■ The problem:
Format the lines from the first one up to and including the line containing "y-tick-label: $150,000 [1314,79,1393,100]" as a JSON list of strings, one string per line, leaving out any blank lines.

■ Data for processing:

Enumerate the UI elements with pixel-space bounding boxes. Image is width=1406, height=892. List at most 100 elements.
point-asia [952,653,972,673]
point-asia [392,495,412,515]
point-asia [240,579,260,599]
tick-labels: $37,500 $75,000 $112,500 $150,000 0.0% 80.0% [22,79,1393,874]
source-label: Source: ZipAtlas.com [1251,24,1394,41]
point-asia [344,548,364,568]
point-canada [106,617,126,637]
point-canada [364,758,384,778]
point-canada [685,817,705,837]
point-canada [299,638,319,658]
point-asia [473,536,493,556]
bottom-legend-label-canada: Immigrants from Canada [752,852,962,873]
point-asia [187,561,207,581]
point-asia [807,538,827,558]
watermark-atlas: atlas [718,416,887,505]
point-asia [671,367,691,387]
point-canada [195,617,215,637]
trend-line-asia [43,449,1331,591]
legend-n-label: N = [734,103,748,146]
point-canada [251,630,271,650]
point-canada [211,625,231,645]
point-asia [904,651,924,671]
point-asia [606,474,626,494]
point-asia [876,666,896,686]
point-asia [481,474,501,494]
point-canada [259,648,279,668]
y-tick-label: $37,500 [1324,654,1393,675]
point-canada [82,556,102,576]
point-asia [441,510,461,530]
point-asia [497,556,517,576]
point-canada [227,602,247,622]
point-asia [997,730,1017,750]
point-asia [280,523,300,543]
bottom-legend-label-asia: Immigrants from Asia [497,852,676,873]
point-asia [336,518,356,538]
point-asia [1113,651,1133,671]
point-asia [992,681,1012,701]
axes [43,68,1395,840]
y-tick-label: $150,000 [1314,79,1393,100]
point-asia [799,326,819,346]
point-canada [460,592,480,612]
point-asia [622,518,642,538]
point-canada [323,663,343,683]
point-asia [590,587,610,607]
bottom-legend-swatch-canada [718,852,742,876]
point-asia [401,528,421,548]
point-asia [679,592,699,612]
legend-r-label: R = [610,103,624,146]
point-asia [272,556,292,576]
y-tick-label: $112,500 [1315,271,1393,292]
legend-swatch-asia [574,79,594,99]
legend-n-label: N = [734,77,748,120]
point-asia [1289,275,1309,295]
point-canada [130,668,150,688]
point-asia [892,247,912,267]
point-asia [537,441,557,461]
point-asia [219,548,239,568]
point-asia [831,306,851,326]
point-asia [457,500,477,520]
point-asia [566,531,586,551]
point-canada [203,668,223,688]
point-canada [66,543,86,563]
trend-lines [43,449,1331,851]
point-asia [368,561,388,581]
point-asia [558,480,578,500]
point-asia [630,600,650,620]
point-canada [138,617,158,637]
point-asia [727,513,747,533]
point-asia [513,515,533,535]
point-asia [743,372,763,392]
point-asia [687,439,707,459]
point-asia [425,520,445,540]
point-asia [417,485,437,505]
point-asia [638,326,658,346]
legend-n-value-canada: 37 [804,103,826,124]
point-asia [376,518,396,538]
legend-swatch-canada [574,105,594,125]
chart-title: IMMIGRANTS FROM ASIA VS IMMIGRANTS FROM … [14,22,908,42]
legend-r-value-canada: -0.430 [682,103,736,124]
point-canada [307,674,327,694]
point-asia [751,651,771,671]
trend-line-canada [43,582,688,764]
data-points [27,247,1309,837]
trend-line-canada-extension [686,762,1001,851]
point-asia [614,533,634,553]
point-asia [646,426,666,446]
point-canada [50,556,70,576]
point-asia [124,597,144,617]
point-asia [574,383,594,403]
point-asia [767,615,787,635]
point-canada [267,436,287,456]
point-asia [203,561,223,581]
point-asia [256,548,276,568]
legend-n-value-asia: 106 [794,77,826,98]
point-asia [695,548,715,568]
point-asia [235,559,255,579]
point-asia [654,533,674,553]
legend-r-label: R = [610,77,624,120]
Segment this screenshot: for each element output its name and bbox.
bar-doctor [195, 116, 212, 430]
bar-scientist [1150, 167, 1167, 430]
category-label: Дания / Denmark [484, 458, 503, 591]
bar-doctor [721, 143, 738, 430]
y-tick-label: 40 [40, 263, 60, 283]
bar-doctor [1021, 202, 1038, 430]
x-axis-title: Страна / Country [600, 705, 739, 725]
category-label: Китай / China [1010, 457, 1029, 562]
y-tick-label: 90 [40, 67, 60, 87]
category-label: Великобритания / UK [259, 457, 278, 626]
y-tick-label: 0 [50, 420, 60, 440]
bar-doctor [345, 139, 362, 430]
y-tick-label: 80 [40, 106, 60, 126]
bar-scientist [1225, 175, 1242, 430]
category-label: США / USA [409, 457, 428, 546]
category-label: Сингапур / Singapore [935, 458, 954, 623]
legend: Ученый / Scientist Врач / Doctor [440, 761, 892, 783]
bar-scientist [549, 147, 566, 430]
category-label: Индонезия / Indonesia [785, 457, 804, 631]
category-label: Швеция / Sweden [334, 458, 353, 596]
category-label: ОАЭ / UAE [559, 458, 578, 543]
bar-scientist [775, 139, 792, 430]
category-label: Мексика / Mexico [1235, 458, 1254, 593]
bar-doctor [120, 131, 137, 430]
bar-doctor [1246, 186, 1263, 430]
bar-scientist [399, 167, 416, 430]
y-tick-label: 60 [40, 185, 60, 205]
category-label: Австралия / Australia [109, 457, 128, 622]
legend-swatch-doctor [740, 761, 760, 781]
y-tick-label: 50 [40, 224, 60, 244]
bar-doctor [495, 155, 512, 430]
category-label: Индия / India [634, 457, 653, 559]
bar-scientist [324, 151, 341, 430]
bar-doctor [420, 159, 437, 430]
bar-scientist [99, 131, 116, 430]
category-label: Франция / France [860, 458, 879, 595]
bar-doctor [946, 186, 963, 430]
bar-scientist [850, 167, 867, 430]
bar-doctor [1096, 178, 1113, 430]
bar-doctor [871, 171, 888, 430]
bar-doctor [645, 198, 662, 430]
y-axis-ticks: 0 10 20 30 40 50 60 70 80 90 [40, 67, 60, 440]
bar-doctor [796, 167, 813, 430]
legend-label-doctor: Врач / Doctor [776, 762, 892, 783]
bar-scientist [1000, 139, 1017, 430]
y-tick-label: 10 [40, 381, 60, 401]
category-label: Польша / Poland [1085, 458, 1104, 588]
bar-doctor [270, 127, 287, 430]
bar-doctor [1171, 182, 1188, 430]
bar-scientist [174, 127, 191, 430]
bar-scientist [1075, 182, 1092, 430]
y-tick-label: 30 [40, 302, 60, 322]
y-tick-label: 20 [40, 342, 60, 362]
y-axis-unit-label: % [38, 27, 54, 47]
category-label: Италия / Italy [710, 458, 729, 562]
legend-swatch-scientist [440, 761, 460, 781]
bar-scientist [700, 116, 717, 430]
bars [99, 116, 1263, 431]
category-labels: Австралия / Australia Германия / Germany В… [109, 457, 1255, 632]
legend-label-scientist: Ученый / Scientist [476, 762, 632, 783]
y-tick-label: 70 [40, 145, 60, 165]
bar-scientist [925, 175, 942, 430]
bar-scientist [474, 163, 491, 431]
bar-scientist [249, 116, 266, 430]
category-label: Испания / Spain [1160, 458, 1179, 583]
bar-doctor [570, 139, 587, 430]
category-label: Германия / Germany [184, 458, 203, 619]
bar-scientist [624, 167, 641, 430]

■ Solution for this problem:
[
  "Enumerate the UI elements with pixel-space bounding boxes. Image is width=1406, height=892. List at most 100 elements.",
  "point-asia [952,653,972,673]",
  "point-asia [392,495,412,515]",
  "point-asia [240,579,260,599]",
  "tick-labels: $37,500 $75,000 $112,500 $150,000 0.0% 80.0% [22,79,1393,874]",
  "source-label: Source: ZipAtlas.com [1251,24,1394,41]",
  "point-asia [344,548,364,568]",
  "point-canada [106,617,126,637]",
  "point-canada [364,758,384,778]",
  "point-canada [685,817,705,837]",
  "point-canada [299,638,319,658]",
  "point-asia [473,536,493,556]",
  "bottom-legend-label-canada: Immigrants from Canada [752,852,962,873]",
  "point-asia [187,561,207,581]",
  "point-asia [807,538,827,558]",
  "watermark-atlas: atlas [718,416,887,505]",
  "point-asia [671,367,691,387]",
  "point-canada [195,617,215,637]",
  "trend-line-asia [43,449,1331,591]",
  "legend-n-label: N = [734,103,748,146]",
  "point-canada [251,630,271,650]",
  "point-canada [211,625,231,645]",
  "point-asia [904,651,924,671]",
  "point-asia [606,474,626,494]",
  "point-asia [876,666,896,686]",
  "point-asia [481,474,501,494]",
  "point-canada [259,648,279,668]",
  "y-tick-label: $37,500 [1324,654,1393,675]",
  "point-canada [82,556,102,576]",
  "point-asia [441,510,461,530]",
  "point-asia [497,556,517,576]",
  "point-canada [227,602,247,622]",
  "point-asia [997,730,1017,750]",
  "point-asia [280,523,300,543]",
  "bottom-legend-label-asia: Immigrants from Asia [497,852,676,873]",
  "point-asia [336,518,356,538]",
  "point-asia [1113,651,1133,671]",
  "point-asia [992,681,1012,701]",
  "axes [43,68,1395,840]",
  "y-tick-label: $150,000 [1314,79,1393,100]"
]